**Requirement**
Find each line containing the string "name". Copy it.

**Material**
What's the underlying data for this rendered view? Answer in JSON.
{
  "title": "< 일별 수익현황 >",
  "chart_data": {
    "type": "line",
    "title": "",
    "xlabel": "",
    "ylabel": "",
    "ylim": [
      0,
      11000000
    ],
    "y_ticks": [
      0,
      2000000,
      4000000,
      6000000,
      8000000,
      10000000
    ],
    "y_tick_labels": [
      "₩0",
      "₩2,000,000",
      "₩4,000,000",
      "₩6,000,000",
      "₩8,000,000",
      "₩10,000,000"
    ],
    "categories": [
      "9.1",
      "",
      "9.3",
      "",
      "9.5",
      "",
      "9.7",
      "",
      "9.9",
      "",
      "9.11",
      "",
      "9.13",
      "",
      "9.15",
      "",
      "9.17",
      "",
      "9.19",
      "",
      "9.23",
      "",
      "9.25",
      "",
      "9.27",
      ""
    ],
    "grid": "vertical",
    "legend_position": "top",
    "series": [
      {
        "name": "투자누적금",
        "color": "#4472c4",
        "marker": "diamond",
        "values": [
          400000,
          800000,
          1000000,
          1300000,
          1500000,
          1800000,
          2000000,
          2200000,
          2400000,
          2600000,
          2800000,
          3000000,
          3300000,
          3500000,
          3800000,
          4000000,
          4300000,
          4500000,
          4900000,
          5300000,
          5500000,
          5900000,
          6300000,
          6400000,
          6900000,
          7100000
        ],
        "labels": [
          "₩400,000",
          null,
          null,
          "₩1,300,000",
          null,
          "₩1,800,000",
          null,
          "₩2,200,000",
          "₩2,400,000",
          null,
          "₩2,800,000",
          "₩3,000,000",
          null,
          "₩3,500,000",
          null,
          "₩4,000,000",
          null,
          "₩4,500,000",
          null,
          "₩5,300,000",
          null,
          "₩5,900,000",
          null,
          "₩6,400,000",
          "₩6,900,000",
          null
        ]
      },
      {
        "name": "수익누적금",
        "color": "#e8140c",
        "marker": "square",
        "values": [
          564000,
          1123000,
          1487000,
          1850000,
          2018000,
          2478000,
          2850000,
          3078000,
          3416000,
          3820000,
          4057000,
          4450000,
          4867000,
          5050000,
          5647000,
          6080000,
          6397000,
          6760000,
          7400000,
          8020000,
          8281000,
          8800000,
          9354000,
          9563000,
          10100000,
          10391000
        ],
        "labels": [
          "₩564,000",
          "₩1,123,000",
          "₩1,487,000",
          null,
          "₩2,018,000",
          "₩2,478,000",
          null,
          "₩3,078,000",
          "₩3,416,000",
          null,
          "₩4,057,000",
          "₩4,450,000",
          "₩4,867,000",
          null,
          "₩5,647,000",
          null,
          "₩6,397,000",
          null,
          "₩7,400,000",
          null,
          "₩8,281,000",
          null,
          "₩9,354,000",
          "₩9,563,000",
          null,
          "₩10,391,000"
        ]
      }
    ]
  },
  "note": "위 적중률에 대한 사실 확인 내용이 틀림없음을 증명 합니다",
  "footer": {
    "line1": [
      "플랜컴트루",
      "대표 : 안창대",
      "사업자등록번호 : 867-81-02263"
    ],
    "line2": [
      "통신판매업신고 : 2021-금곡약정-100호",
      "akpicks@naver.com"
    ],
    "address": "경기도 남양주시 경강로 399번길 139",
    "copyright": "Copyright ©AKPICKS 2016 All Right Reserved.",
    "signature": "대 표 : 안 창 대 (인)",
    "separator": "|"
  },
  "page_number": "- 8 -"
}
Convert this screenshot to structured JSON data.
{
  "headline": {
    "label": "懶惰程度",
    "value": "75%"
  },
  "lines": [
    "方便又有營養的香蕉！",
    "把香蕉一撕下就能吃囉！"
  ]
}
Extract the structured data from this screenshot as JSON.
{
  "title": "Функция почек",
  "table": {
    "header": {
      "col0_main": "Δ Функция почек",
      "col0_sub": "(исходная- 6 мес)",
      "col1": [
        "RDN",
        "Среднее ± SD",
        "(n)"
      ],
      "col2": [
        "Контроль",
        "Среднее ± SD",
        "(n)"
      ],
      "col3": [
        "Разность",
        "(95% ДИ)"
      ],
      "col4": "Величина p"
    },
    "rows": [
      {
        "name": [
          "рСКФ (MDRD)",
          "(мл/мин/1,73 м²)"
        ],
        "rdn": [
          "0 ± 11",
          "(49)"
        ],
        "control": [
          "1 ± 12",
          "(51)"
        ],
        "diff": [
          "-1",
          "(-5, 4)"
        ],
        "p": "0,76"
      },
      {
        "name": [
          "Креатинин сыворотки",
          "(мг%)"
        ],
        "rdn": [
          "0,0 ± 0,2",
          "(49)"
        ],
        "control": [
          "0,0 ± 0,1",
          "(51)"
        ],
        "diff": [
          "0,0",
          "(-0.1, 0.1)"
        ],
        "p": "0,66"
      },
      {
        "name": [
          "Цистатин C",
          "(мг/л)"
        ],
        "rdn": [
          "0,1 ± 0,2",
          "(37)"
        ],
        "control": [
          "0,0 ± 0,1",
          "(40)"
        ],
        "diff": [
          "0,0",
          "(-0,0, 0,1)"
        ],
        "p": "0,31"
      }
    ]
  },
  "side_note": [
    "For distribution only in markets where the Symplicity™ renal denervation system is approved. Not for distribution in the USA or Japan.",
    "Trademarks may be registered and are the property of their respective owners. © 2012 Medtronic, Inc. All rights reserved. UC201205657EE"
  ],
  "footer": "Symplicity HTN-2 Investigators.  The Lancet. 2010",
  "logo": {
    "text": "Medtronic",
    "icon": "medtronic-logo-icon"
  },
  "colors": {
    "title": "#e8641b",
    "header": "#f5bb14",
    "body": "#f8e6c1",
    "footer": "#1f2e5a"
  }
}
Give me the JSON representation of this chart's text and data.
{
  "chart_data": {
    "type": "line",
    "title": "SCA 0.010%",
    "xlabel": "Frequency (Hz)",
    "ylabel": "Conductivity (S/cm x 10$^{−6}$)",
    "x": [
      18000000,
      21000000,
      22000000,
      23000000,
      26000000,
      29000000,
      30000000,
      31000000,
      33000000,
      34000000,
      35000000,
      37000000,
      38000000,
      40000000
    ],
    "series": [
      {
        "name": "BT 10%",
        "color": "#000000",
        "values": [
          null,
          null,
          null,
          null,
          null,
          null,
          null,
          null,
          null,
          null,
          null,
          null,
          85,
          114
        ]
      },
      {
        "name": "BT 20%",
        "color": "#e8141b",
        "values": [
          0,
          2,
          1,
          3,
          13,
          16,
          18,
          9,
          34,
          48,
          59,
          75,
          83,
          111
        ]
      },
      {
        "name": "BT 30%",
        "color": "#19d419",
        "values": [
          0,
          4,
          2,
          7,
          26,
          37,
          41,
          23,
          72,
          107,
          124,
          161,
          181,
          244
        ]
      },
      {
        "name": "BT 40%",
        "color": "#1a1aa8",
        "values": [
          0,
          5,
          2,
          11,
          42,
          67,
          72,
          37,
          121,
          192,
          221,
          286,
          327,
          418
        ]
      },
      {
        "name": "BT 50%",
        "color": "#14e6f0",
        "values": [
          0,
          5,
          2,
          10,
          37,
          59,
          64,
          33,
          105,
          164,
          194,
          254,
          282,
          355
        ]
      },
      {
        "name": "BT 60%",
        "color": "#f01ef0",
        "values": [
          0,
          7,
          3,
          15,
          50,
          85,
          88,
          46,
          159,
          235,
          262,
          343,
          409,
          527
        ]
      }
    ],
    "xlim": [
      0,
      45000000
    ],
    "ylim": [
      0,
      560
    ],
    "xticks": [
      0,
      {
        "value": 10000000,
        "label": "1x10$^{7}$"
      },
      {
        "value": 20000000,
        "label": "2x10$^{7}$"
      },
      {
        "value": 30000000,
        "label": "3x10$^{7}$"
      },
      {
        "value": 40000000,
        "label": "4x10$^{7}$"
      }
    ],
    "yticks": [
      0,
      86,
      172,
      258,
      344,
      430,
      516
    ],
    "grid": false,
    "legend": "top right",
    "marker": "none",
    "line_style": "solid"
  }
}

**Answer**
        "name": "투자누적금",
        "name": "수익누적금",
        "name": [
        "name": [
        "name": [
        "name": "BT 10%",
        "name": "BT 20%",
        "name": "BT 30%",
        "name": "BT 40%",
        "name": "BT 50%",
        "name": "BT 60%",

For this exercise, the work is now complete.